Aim of the exercise: Please list all lines of the material below in which the string "Model" occurs.
** begin Supplied information **
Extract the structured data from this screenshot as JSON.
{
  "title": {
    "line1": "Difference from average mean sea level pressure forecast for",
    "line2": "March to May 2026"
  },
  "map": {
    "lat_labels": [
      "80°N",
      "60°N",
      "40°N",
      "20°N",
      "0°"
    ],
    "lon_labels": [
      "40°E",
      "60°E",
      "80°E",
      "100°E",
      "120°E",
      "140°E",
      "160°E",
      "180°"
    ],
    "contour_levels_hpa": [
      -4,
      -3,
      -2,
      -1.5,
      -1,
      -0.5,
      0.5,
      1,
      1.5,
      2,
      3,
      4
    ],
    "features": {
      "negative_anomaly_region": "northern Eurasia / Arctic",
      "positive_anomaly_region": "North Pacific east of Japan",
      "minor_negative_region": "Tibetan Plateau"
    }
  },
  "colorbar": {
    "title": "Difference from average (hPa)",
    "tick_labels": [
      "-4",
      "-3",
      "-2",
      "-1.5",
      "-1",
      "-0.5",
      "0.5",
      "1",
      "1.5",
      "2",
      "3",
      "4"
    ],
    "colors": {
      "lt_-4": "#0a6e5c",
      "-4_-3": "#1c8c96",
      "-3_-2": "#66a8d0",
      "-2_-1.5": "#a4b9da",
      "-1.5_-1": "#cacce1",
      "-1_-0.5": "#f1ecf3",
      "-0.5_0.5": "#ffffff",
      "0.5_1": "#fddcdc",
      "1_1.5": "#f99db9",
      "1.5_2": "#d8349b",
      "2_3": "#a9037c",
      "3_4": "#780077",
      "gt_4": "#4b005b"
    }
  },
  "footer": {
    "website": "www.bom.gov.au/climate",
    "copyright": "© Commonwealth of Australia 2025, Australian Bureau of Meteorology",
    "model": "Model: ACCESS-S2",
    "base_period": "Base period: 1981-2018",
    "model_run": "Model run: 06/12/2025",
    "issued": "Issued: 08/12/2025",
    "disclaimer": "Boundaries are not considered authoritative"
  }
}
** end Supplied information **
Answer to the exercise:
    "model": "Model: ACCESS-S2",
    "model_run": "Model run: 06/12/2025",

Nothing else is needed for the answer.